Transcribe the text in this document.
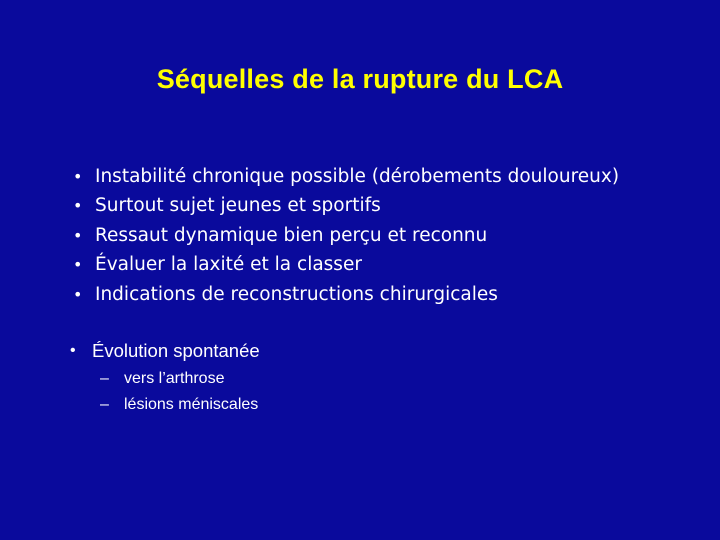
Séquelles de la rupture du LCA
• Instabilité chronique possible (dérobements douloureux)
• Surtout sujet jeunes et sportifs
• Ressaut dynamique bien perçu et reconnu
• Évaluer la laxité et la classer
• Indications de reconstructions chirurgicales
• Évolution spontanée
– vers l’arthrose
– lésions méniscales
· · ·
== Exercise description ==
Without the pictures, reproduce every line of the records above exactly.

== Solution for this task ==
Transcribe the text in this document.
Séquelles de la rupture du LCA
• Instabilité chronique possible (dérobements douloureux)
• Surtout sujet jeunes et sportifs
• Ressaut dynamique bien perçu et reconnu
• Évaluer la laxité et la classer
• Indications de reconstructions chirurgicales
• Évolution spontanée
– vers l’arthrose
– lésions méniscales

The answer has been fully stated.